SET EXERCISE: Reproduce the entries in full, with no changes.

[start DATASET EXCERPTS]

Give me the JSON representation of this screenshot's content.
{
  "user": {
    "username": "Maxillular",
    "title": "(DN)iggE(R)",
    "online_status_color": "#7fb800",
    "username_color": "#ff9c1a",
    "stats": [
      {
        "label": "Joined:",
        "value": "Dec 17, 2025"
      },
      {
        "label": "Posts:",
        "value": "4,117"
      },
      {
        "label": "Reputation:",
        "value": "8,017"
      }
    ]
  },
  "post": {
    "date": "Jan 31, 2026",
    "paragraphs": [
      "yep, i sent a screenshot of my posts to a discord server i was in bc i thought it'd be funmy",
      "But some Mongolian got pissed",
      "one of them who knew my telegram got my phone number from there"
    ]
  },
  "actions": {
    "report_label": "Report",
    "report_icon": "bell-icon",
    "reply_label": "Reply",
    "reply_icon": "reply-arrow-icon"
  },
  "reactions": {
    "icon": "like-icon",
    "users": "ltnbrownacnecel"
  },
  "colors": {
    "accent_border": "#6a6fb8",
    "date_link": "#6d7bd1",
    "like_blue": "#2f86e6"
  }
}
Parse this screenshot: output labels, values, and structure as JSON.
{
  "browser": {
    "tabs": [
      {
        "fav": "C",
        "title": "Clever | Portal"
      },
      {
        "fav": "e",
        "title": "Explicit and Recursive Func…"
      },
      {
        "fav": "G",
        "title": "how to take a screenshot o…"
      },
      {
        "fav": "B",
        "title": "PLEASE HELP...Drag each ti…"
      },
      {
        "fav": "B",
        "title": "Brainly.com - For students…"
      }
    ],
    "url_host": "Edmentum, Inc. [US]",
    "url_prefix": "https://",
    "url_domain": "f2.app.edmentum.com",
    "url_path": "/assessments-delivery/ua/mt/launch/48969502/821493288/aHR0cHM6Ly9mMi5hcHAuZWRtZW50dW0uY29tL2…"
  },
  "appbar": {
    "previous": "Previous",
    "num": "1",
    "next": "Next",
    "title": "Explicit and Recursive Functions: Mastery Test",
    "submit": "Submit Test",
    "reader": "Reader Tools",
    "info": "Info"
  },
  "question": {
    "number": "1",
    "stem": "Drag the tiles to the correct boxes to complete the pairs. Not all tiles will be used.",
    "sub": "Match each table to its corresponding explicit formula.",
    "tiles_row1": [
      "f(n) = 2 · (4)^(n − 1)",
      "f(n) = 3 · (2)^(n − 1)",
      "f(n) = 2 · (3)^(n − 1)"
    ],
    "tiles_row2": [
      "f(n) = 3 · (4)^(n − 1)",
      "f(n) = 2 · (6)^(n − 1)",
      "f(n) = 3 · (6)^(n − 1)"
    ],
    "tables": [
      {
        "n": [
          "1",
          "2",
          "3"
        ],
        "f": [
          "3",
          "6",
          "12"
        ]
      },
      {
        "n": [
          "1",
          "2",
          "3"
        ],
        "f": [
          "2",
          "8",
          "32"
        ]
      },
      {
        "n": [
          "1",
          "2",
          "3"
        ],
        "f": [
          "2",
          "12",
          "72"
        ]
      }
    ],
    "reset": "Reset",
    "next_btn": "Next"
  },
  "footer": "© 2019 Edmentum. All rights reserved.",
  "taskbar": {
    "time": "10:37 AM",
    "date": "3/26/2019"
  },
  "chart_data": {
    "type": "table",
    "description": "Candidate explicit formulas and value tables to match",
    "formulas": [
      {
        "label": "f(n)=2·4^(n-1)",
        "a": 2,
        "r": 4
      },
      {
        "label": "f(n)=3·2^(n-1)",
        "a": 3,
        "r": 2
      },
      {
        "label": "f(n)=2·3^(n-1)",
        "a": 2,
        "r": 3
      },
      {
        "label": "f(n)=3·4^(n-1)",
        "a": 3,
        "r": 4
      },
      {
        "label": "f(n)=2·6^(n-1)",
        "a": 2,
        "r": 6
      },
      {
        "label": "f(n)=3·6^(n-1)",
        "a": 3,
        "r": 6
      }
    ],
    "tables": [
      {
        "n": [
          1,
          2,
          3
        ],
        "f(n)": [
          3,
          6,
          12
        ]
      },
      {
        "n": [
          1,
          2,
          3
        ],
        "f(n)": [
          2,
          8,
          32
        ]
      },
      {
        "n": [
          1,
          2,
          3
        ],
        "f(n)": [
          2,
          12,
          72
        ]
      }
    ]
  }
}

[end DATASET EXCERPTS]

RESULT:
Give me the JSON representation of this screenshot's content.
{
  "user": {
    "username": "Maxillular",
    "title": "(DN)iggE(R)",
    "online_status_color": "#7fb800",
    "username_color": "#ff9c1a",
    "stats": [
      {
        "label": "Joined:",
        "value": "Dec 17, 2025"
      },
      {
        "label": "Posts:",
        "value": "4,117"
      },
      {
        "label": "Reputation:",
        "value": "8,017"
      }
    ]
  },
  "post": {
    "date": "Jan 31, 2026",
    "paragraphs": [
      "yep, i sent a screenshot of my posts to a discord server i was in bc i thought it'd be funmy",
      "But some Mongolian got pissed",
      "one of them who knew my telegram got my phone number from there"
    ]
  },
  "actions": {
    "report_label": "Report",
    "report_icon": "bell-icon",
    "reply_label": "Reply",
    "reply_icon": "reply-arrow-icon"
  },
  "reactions": {
    "icon": "like-icon",
    "users": "ltnbrownacnecel"
  },
  "colors": {
    "accent_border": "#6a6fb8",
    "date_link": "#6d7bd1",
    "like_blue": "#2f86e6"
  }
}
Parse this screenshot: output labels, values, and structure as JSON.
{
  "browser": {
    "tabs": [
      {
        "fav": "C",
        "title": "Clever | Portal"
      },
      {
        "fav": "e",
        "title": "Explicit and Recursive Func…"
      },
      {
        "fav": "G",
        "title": "how to take a screenshot o…"
      },
      {
        "fav": "B",
        "title": "PLEASE HELP...Drag each ti…"
      },
      {
        "fav": "B",
        "title": "Brainly.com - For students…"
      }
    ],
    "url_host": "Edmentum, Inc. [US]",
    "url_prefix": "https://",
    "url_domain": "f2.app.edmentum.com",
    "url_path": "/assessments-delivery/ua/mt/launch/48969502/821493288/aHR0cHM6Ly9mMi5hcHAuZWRtZW50dW0uY29tL2…"
  },
  "appbar": {
    "previous": "Previous",
    "num": "1",
    "next": "Next",
    "title": "Explicit and Recursive Functions: Mastery Test",
    "submit": "Submit Test",
    "reader": "Reader Tools",
    "info": "Info"
  },
  "question": {
    "number": "1",
    "stem": "Drag the tiles to the correct boxes to complete the pairs. Not all tiles will be used.",
    "sub": "Match each table to its corresponding explicit formula.",
    "tiles_row1": [
      "f(n) = 2 · (4)^(n − 1)",
      "f(n) = 3 · (2)^(n − 1)",
      "f(n) = 2 · (3)^(n − 1)"
    ],
    "tiles_row2": [
      "f(n) = 3 · (4)^(n − 1)",
      "f(n) = 2 · (6)^(n − 1)",
      "f(n) = 3 · (6)^(n − 1)"
    ],
    "tables": [
      {
        "n": [
          "1",
          "2",
          "3"
        ],
        "f": [
          "3",
          "6",
          "12"
        ]
      },
      {
        "n": [
          "1",
          "2",
          "3"
        ],
        "f": [
          "2",
          "8",
          "32"
        ]
      },
      {
        "n": [
          "1",
          "2",
          "3"
        ],
        "f": [
          "2",
          "12",
          "72"
        ]
      }
    ],
    "reset": "Reset",
    "next_btn": "Next"
  },
  "footer": "© 2019 Edmentum. All rights reserved.",
  "taskbar": {
    "time": "10:37 AM",
    "date": "3/26/2019"
  },
  "chart_data": {
    "type": "table",
    "description": "Candidate explicit formulas and value tables to match",
    "formulas": [
      {
        "label": "f(n)=2·4^(n-1)",
        "a": 2,
        "r": 4
      },
      {
        "label": "f(n)=3·2^(n-1)",
        "a": 3,
        "r": 2
      },
      {
        "label": "f(n)=2·3^(n-1)",
        "a": 2,
        "r": 3
      },
      {
        "label": "f(n)=3·4^(n-1)",
        "a": 3,
        "r": 4
      },
      {
        "label": "f(n)=2·6^(n-1)",
        "a": 2,
        "r": 6
      },
      {
        "label": "f(n)=3·6^(n-1)",
        "a": 3,
        "r": 6
      }
    ],
    "tables": [
      {
        "n": [
          1,
          2,
          3
        ],
        "f(n)": [
          3,
          6,
          12
        ]
      },
      {
        "n": [
          1,
          2,
          3
        ],
        "f(n)": [
          2,
          8,
          32
        ]
      },
      {
        "n": [
          1,
          2,
          3
        ],
        "f(n)": [
          2,
          12,
          72
        ]
      }
    ]
  }
}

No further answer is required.